= REQUIRED WORK =
Show all lines holding "образом".

╭─ DATASET

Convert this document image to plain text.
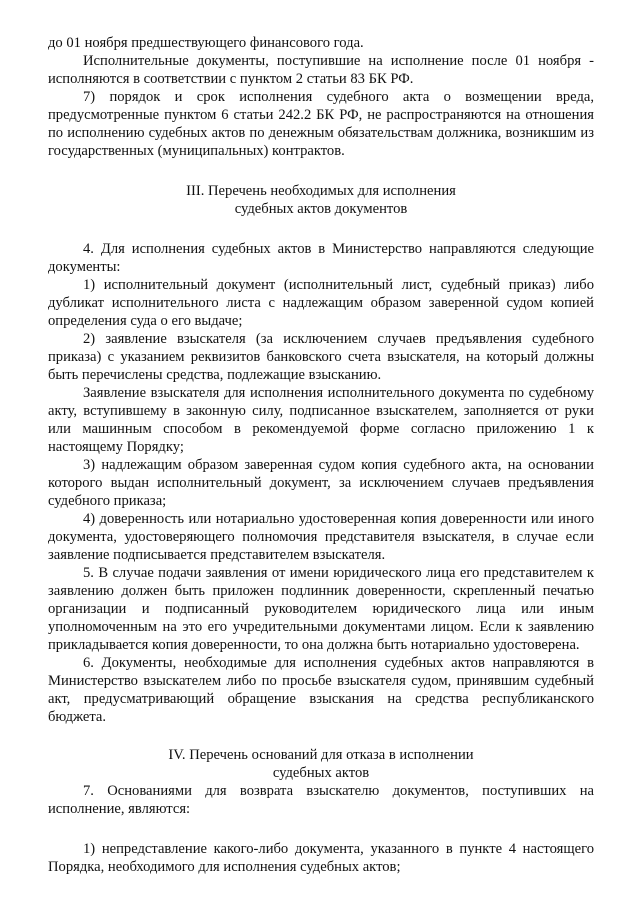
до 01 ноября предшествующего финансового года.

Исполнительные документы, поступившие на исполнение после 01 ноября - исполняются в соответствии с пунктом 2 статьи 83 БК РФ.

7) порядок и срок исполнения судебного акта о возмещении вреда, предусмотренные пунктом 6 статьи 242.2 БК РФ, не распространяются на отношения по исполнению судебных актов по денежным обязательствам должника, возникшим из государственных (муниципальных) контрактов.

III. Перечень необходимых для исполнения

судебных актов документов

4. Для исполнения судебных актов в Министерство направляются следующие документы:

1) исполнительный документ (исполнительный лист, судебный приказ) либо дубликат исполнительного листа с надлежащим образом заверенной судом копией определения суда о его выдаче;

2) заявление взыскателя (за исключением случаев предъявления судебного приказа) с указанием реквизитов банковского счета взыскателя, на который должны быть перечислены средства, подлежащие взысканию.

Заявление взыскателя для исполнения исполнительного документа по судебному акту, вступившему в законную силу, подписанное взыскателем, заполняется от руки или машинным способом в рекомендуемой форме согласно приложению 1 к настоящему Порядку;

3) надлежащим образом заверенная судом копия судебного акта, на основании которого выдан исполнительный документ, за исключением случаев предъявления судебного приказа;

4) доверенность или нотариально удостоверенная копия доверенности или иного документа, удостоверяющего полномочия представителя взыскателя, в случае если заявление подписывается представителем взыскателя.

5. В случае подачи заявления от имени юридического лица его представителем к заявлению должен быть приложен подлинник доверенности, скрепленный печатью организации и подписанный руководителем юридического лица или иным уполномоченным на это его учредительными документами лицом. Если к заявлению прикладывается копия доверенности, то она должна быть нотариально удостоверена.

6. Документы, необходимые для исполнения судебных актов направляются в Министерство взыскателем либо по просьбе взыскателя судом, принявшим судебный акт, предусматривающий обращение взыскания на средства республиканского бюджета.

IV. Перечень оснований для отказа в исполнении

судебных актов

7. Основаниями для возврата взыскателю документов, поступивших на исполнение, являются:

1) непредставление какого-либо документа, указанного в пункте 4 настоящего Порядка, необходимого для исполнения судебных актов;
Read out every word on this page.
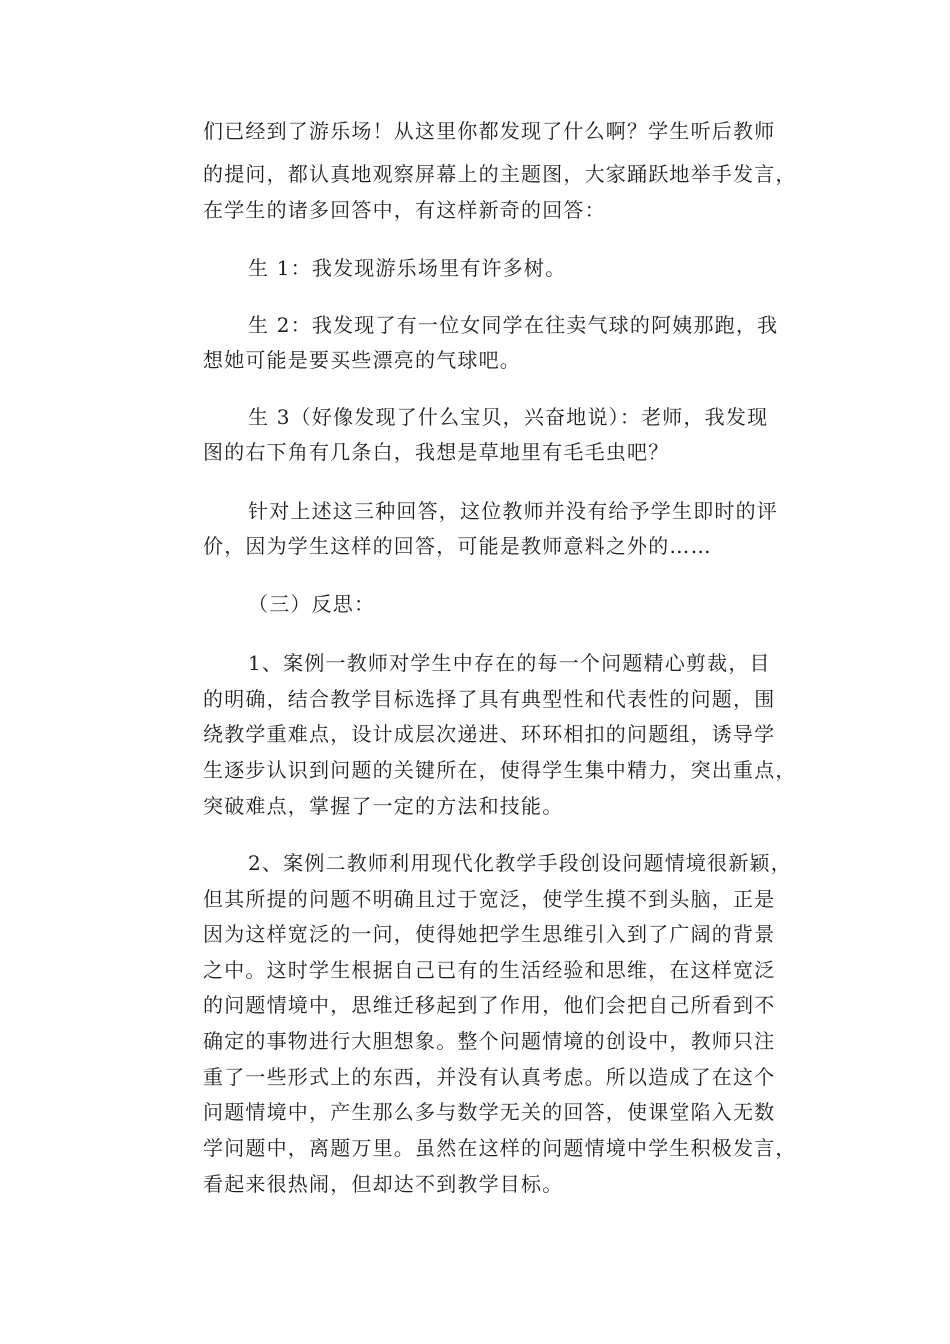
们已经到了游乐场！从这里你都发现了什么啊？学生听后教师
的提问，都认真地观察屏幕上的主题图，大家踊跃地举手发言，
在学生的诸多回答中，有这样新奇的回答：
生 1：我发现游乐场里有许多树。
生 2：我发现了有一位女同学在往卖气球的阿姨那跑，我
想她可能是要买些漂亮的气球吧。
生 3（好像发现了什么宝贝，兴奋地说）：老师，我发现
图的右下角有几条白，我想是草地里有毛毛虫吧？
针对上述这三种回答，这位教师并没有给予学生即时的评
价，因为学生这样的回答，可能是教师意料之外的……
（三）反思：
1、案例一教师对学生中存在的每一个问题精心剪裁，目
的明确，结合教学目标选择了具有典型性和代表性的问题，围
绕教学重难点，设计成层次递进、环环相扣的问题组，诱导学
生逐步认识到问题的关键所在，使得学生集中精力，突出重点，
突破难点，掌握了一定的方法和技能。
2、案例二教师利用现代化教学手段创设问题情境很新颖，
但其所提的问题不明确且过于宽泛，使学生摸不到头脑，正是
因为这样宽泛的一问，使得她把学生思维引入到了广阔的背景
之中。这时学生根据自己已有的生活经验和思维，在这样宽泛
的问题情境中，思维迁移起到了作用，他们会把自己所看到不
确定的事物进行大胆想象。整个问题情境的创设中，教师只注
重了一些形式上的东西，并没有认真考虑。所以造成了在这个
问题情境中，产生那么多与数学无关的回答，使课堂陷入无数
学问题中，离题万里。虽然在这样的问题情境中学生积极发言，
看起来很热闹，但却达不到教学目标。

╰─
╭─ DATASET

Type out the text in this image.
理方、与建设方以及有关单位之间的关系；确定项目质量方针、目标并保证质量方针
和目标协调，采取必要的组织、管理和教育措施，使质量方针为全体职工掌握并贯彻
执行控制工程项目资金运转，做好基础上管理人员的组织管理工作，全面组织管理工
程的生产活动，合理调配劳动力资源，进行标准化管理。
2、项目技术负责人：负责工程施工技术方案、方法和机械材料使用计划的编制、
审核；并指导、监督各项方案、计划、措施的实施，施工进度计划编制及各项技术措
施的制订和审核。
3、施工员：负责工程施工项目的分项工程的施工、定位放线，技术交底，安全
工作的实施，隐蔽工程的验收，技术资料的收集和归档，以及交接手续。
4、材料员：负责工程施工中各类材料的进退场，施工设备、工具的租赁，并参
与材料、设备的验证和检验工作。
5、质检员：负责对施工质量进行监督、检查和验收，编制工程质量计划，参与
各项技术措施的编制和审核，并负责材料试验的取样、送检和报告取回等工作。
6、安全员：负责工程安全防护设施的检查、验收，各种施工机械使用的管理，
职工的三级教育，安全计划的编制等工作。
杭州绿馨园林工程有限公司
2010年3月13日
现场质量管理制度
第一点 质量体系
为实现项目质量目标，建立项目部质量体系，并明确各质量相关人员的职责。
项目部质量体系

╰─

= EXPECTED ANSWER =
1) исполнительный документ (исполнительный лист, судебный приказ) либо дубликат исполнительного листа с надлежащим образом заверенной судом копией определения суда о его выдаче;
3) надлежащим образом заверенная судом копия судебного акта, на основании которого выдан исполнительный документ, за исключением случаев предъявления судебного приказа;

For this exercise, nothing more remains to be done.